§ **Required task**
Exactly as written, print each record in the listing.

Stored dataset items

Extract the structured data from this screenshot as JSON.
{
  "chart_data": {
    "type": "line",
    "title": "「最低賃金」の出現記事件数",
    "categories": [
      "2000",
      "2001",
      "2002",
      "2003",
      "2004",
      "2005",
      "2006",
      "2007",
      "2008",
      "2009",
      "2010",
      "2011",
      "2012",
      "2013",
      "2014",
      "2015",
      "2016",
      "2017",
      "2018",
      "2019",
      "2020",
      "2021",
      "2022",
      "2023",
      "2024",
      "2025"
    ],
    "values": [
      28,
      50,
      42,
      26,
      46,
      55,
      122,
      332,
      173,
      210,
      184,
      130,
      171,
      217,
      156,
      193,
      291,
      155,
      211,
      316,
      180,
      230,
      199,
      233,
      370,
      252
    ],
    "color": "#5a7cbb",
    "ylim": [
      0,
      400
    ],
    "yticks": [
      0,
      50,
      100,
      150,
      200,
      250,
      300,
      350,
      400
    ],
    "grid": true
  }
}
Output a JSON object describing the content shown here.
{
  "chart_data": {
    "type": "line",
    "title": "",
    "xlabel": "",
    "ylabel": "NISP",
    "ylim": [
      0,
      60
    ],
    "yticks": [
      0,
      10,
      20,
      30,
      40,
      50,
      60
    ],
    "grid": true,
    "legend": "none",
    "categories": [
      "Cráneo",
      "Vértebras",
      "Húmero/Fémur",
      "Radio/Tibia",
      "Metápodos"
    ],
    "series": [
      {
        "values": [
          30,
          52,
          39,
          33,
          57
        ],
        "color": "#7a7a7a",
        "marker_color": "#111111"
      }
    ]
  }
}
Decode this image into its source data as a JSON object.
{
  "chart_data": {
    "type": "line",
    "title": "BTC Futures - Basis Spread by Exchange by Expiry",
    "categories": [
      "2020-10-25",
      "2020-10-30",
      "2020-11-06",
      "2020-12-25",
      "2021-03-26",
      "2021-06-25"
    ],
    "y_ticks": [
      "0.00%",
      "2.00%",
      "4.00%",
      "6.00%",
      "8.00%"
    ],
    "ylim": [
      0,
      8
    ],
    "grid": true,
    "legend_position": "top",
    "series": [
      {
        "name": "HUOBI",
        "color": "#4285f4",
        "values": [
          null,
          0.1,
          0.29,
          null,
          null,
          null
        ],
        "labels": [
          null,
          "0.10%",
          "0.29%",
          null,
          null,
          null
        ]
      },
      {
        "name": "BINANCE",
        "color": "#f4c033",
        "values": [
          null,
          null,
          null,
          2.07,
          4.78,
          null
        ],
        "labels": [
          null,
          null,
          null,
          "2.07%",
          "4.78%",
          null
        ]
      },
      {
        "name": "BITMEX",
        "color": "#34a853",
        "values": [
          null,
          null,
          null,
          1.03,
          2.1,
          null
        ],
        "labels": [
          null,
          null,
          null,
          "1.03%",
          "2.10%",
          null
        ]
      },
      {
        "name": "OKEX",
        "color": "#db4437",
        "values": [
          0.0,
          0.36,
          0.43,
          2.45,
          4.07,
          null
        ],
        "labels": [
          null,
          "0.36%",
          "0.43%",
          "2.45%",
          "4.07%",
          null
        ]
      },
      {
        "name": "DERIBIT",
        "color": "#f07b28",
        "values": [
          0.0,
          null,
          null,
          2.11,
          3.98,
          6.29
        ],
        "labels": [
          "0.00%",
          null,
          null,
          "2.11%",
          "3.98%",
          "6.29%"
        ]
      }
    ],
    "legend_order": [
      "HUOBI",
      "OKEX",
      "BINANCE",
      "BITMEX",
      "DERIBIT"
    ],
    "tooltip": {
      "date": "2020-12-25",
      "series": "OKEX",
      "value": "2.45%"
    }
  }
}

§ **Task solution**
Extract the structured data from this screenshot as JSON.
{
  "chart_data": {
    "type": "line",
    "title": "「最低賃金」の出現記事件数",
    "categories": [
      "2000",
      "2001",
      "2002",
      "2003",
      "2004",
      "2005",
      "2006",
      "2007",
      "2008",
      "2009",
      "2010",
      "2011",
      "2012",
      "2013",
      "2014",
      "2015",
      "2016",
      "2017",
      "2018",
      "2019",
      "2020",
      "2021",
      "2022",
      "2023",
      "2024",
      "2025"
    ],
    "values": [
      28,
      50,
      42,
      26,
      46,
      55,
      122,
      332,
      173,
      210,
      184,
      130,
      171,
      217,
      156,
      193,
      291,
      155,
      211,
      316,
      180,
      230,
      199,
      233,
      370,
      252
    ],
    "color": "#5a7cbb",
    "ylim": [
      0,
      400
    ],
    "yticks": [
      0,
      50,
      100,
      150,
      200,
      250,
      300,
      350,
      400
    ],
    "grid": true
  }
}
Output a JSON object describing the content shown here.
{
  "chart_data": {
    "type": "line",
    "title": "",
    "xlabel": "",
    "ylabel": "NISP",
    "ylim": [
      0,
      60
    ],
    "yticks": [
      0,
      10,
      20,
      30,
      40,
      50,
      60
    ],
    "grid": true,
    "legend": "none",
    "categories": [
      "Cráneo",
      "Vértebras",
      "Húmero/Fémur",
      "Radio/Tibia",
      "Metápodos"
    ],
    "series": [
      {
        "values": [
          30,
          52,
          39,
          33,
          57
        ],
        "color": "#7a7a7a",
        "marker_color": "#111111"
      }
    ]
  }
}
Decode this image into its source data as a JSON object.
{
  "chart_data": {
    "type": "line",
    "title": "BTC Futures - Basis Spread by Exchange by Expiry",
    "categories": [
      "2020-10-25",
      "2020-10-30",
      "2020-11-06",
      "2020-12-25",
      "2021-03-26",
      "2021-06-25"
    ],
    "y_ticks": [
      "0.00%",
      "2.00%",
      "4.00%",
      "6.00%",
      "8.00%"
    ],
    "ylim": [
      0,
      8
    ],
    "grid": true,
    "legend_position": "top",
    "series": [
      {
        "name": "HUOBI",
        "color": "#4285f4",
        "values": [
          null,
          0.1,
          0.29,
          null,
          null,
          null
        ],
        "labels": [
          null,
          "0.10%",
          "0.29%",
          null,
          null,
          null
        ]
      },
      {
        "name": "BINANCE",
        "color": "#f4c033",
        "values": [
          null,
          null,
          null,
          2.07,
          4.78,
          null
        ],
        "labels": [
          null,
          null,
          null,
          "2.07%",
          "4.78%",
          null
        ]
      },
      {
        "name": "BITMEX",
        "color": "#34a853",
        "values": [
          null,
          null,
          null,
          1.03,
          2.1,
          null
        ],
        "labels": [
          null,
          null,
          null,
          "1.03%",
          "2.10%",
          null
        ]
      },
      {
        "name": "OKEX",
        "color": "#db4437",
        "values": [
          0.0,
          0.36,
          0.43,
          2.45,
          4.07,
          null
        ],
        "labels": [
          null,
          "0.36%",
          "0.43%",
          "2.45%",
          "4.07%",
          null
        ]
      },
      {
        "name": "DERIBIT",
        "color": "#f07b28",
        "values": [
          0.0,
          null,
          null,
          2.11,
          3.98,
          6.29
        ],
        "labels": [
          "0.00%",
          null,
          null,
          "2.11%",
          "3.98%",
          "6.29%"
        ]
      }
    ],
    "legend_order": [
      "HUOBI",
      "OKEX",
      "BINANCE",
      "BITMEX",
      "DERIBIT"
    ],
    "tooltip": {
      "date": "2020-12-25",
      "series": "OKEX",
      "value": "2.45%"
    }
  }
}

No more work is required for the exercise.